▸ **Task instructions**
Copy out every line exactly as given.

┄┄┄┄┄┄┄┄┄┄┄┄┄┄┄┄┄┄┄┄

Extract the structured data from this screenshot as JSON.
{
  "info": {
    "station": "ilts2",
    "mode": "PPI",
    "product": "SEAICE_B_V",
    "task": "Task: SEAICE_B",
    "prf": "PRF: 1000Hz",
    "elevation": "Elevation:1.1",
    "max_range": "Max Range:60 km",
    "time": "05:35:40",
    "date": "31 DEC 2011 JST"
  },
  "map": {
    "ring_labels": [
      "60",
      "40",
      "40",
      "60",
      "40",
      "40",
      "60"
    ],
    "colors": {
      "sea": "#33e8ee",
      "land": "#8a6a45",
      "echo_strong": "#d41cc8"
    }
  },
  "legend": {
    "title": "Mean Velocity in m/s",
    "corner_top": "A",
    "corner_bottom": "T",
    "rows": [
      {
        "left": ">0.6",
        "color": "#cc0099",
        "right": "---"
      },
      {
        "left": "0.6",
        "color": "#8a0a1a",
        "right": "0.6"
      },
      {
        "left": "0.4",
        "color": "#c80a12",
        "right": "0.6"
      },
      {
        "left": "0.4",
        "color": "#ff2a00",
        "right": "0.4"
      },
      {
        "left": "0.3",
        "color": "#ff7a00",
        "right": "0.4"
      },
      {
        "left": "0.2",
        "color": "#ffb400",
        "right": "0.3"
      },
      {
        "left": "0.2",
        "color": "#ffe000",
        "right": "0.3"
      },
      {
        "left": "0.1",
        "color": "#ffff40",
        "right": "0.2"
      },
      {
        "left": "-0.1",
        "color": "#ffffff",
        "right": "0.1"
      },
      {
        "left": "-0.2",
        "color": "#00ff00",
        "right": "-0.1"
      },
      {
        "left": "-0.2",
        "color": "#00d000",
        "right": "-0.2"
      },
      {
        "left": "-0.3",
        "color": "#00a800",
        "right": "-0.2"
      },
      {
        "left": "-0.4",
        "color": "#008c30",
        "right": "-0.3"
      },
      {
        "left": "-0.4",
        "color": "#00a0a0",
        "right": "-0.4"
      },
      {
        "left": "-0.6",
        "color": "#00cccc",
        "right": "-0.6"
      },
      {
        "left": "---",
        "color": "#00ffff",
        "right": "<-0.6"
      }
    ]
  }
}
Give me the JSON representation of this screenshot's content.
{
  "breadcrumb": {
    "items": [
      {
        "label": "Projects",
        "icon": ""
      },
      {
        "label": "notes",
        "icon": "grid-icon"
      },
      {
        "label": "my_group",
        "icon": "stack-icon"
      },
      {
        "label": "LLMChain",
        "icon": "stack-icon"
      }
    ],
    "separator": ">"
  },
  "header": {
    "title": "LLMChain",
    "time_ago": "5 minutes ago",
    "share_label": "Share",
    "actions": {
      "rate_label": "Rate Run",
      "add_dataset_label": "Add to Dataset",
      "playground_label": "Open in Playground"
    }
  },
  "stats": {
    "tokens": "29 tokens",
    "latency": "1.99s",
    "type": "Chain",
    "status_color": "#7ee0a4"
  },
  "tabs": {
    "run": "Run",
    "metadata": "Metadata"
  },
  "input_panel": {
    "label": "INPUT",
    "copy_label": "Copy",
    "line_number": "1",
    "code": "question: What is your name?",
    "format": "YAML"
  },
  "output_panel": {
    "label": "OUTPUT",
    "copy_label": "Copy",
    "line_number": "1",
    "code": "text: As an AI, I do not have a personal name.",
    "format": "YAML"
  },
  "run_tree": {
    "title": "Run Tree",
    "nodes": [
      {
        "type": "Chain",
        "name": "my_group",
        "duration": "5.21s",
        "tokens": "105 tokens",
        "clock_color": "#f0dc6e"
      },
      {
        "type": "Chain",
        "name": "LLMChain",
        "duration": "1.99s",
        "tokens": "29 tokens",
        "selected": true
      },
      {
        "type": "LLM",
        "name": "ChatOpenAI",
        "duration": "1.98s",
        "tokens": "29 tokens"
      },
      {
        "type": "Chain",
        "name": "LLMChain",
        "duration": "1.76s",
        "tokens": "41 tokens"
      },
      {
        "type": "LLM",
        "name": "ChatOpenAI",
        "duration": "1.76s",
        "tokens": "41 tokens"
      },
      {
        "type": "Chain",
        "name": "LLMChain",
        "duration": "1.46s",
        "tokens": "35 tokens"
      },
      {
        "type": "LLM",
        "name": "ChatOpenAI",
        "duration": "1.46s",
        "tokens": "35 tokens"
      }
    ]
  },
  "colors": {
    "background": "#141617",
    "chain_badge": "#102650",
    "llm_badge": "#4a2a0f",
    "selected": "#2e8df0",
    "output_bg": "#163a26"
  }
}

┄┄┄┄┄┄┄┄┄┄┄┄┄┄┄┄┄┄┄┄

▸ **Final answer**
Extract the structured data from this screenshot as JSON.
{
  "info": {
    "station": "ilts2",
    "mode": "PPI",
    "product": "SEAICE_B_V",
    "task": "Task: SEAICE_B",
    "prf": "PRF: 1000Hz",
    "elevation": "Elevation:1.1",
    "max_range": "Max Range:60 km",
    "time": "05:35:40",
    "date": "31 DEC 2011 JST"
  },
  "map": {
    "ring_labels": [
      "60",
      "40",
      "40",
      "60",
      "40",
      "40",
      "60"
    ],
    "colors": {
      "sea": "#33e8ee",
      "land": "#8a6a45",
      "echo_strong": "#d41cc8"
    }
  },
  "legend": {
    "title": "Mean Velocity in m/s",
    "corner_top": "A",
    "corner_bottom": "T",
    "rows": [
      {
        "left": ">0.6",
        "color": "#cc0099",
        "right": "---"
      },
      {
        "left": "0.6",
        "color": "#8a0a1a",
        "right": "0.6"
      },
      {
        "left": "0.4",
        "color": "#c80a12",
        "right": "0.6"
      },
      {
        "left": "0.4",
        "color": "#ff2a00",
        "right": "0.4"
      },
      {
        "left": "0.3",
        "color": "#ff7a00",
        "right": "0.4"
      },
      {
        "left": "0.2",
        "color": "#ffb400",
        "right": "0.3"
      },
      {
        "left": "0.2",
        "color": "#ffe000",
        "right": "0.3"
      },
      {
        "left": "0.1",
        "color": "#ffff40",
        "right": "0.2"
      },
      {
        "left": "-0.1",
        "color": "#ffffff",
        "right": "0.1"
      },
      {
        "left": "-0.2",
        "color": "#00ff00",
        "right": "-0.1"
      },
      {
        "left": "-0.2",
        "color": "#00d000",
        "right": "-0.2"
      },
      {
        "left": "-0.3",
        "color": "#00a800",
        "right": "-0.2"
      },
      {
        "left": "-0.4",
        "color": "#008c30",
        "right": "-0.3"
      },
      {
        "left": "-0.4",
        "color": "#00a0a0",
        "right": "-0.4"
      },
      {
        "left": "-0.6",
        "color": "#00cccc",
        "right": "-0.6"
      },
      {
        "left": "---",
        "color": "#00ffff",
        "right": "<-0.6"
      }
    ]
  }
}
Give me the JSON representation of this screenshot's content.
{
  "breadcrumb": {
    "items": [
      {
        "label": "Projects",
        "icon": ""
      },
      {
        "label": "notes",
        "icon": "grid-icon"
      },
      {
        "label": "my_group",
        "icon": "stack-icon"
      },
      {
        "label": "LLMChain",
        "icon": "stack-icon"
      }
    ],
    "separator": ">"
  },
  "header": {
    "title": "LLMChain",
    "time_ago": "5 minutes ago",
    "share_label": "Share",
    "actions": {
      "rate_label": "Rate Run",
      "add_dataset_label": "Add to Dataset",
      "playground_label": "Open in Playground"
    }
  },
  "stats": {
    "tokens": "29 tokens",
    "latency": "1.99s",
    "type": "Chain",
    "status_color": "#7ee0a4"
  },
  "tabs": {
    "run": "Run",
    "metadata": "Metadata"
  },
  "input_panel": {
    "label": "INPUT",
    "copy_label": "Copy",
    "line_number": "1",
    "code": "question: What is your name?",
    "format": "YAML"
  },
  "output_panel": {
    "label": "OUTPUT",
    "copy_label": "Copy",
    "line_number": "1",
    "code": "text: As an AI, I do not have a personal name.",
    "format": "YAML"
  },
  "run_tree": {
    "title": "Run Tree",
    "nodes": [
      {
        "type": "Chain",
        "name": "my_group",
        "duration": "5.21s",
        "tokens": "105 tokens",
        "clock_color": "#f0dc6e"
      },
      {
        "type": "Chain",
        "name": "LLMChain",
        "duration": "1.99s",
        "tokens": "29 tokens",
        "selected": true
      },
      {
        "type": "LLM",
        "name": "ChatOpenAI",
        "duration": "1.98s",
        "tokens": "29 tokens"
      },
      {
        "type": "Chain",
        "name": "LLMChain",
        "duration": "1.76s",
        "tokens": "41 tokens"
      },
      {
        "type": "LLM",
        "name": "ChatOpenAI",
        "duration": "1.76s",
        "tokens": "41 tokens"
      },
      {
        "type": "Chain",
        "name": "LLMChain",
        "duration": "1.46s",
        "tokens": "35 tokens"
      },
      {
        "type": "LLM",
        "name": "ChatOpenAI",
        "duration": "1.46s",
        "tokens": "35 tokens"
      }
    ]
  },
  "colors": {
    "background": "#141617",
    "chain_badge": "#102650",
    "llm_badge": "#4a2a0f",
    "selected": "#2e8df0",
    "output_bg": "#163a26"
  }
}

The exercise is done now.